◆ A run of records
——

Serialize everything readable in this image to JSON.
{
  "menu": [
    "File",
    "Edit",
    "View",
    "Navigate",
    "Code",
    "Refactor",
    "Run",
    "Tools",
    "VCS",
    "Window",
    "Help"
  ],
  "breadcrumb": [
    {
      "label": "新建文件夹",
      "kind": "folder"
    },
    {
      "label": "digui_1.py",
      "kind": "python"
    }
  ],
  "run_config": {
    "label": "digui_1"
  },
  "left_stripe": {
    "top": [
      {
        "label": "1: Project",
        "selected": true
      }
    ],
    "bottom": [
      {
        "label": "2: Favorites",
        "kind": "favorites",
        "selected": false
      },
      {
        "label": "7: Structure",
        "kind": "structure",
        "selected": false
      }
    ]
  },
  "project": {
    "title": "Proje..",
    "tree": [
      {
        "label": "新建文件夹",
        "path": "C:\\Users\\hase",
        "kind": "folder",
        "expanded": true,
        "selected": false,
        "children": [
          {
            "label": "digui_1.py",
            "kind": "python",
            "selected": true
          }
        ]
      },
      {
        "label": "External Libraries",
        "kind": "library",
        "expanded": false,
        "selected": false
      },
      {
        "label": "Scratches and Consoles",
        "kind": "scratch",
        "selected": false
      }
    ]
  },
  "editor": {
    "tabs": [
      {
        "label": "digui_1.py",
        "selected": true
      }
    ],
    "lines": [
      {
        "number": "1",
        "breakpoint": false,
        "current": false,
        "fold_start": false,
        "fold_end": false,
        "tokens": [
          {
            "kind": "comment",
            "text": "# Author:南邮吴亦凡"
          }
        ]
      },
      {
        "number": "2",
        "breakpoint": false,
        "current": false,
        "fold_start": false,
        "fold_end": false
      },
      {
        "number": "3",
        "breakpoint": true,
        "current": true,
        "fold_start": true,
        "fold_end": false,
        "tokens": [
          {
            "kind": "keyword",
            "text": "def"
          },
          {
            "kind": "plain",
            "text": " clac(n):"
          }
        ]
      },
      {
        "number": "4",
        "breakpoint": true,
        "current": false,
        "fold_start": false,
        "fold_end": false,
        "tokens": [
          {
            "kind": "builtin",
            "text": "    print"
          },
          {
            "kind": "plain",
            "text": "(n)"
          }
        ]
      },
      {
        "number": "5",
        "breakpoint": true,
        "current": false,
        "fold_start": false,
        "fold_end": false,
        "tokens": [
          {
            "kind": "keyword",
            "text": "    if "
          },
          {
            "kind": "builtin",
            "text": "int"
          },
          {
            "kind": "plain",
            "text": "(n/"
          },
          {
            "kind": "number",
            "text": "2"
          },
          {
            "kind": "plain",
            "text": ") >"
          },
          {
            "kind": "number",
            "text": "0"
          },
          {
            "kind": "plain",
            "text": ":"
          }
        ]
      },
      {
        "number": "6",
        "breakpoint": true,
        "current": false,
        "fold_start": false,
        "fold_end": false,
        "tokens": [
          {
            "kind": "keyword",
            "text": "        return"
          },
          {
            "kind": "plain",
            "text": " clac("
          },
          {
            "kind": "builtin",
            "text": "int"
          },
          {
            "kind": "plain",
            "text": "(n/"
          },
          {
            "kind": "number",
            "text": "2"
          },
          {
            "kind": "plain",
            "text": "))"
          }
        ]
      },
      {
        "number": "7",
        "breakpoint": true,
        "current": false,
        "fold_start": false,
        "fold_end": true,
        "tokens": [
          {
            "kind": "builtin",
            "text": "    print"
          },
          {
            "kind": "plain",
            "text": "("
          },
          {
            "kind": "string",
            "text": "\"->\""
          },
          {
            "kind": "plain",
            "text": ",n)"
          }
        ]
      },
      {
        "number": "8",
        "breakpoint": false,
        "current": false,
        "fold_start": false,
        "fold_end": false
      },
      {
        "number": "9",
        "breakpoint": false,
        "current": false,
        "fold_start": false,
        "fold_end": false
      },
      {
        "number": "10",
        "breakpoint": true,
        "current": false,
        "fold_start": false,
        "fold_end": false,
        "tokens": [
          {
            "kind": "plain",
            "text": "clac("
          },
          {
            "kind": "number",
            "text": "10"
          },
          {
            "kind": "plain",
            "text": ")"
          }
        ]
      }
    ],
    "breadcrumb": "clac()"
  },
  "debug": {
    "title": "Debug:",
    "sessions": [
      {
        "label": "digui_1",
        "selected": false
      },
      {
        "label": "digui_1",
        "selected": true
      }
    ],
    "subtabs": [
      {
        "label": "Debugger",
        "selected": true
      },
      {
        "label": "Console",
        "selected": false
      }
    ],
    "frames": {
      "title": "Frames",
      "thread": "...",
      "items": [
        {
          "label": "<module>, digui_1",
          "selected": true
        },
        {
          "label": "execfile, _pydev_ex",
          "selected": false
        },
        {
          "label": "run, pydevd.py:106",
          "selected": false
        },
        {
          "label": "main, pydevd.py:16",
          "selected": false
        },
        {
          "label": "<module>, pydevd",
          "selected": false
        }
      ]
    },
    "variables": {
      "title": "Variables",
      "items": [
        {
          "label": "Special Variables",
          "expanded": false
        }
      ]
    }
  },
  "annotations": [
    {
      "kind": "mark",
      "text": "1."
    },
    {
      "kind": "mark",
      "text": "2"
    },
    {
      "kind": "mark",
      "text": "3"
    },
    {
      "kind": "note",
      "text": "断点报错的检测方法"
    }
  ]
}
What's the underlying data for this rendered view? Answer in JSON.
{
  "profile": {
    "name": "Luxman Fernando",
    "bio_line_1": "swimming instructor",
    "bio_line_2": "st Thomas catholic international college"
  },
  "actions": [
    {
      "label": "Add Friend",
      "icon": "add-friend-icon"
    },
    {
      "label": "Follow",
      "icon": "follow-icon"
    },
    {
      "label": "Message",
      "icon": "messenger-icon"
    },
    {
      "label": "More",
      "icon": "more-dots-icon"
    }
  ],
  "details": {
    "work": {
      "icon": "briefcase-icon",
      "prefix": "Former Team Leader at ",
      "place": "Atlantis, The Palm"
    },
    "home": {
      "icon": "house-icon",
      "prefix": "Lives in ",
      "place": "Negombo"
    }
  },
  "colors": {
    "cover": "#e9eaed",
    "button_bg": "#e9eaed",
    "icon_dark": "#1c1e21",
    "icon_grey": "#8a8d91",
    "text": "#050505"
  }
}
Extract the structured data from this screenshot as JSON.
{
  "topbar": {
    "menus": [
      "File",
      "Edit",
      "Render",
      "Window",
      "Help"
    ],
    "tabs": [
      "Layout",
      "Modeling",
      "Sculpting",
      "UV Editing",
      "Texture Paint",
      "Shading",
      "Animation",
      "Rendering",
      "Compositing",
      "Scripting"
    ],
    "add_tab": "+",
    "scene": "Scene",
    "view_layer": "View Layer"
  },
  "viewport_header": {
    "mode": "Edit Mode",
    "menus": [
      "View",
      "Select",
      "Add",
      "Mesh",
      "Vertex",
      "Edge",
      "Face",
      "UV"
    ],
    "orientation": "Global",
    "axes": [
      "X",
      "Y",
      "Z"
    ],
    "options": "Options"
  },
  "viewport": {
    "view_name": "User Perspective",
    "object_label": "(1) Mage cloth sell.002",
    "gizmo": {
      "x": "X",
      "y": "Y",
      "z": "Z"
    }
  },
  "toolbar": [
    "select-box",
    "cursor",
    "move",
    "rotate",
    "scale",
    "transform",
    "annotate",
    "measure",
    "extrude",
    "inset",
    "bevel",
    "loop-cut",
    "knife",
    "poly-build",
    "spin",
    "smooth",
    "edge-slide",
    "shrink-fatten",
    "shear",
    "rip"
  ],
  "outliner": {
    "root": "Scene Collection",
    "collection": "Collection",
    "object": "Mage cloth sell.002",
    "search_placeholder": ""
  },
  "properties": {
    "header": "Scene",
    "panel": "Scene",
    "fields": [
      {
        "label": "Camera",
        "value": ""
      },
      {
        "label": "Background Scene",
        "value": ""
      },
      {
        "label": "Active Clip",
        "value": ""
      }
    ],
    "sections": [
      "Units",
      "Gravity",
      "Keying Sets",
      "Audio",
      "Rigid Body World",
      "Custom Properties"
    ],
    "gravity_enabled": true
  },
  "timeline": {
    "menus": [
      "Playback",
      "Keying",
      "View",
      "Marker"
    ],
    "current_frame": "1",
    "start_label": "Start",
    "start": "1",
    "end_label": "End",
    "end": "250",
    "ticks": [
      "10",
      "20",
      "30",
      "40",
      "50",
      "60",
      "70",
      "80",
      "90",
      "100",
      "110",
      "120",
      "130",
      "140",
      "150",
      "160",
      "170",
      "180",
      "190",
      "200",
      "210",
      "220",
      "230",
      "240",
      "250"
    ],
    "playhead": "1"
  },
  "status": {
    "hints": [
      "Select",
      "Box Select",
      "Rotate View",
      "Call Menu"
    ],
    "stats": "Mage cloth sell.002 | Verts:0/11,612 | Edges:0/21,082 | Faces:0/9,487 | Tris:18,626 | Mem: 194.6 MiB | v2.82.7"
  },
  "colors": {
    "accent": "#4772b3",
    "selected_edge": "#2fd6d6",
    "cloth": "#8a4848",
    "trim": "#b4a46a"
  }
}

——

◆ YOUR INSTRUCTIONS
Provide the number of lines in the entries that include "cloth", and no other text.

◆ EXPECTED OUTPUT
4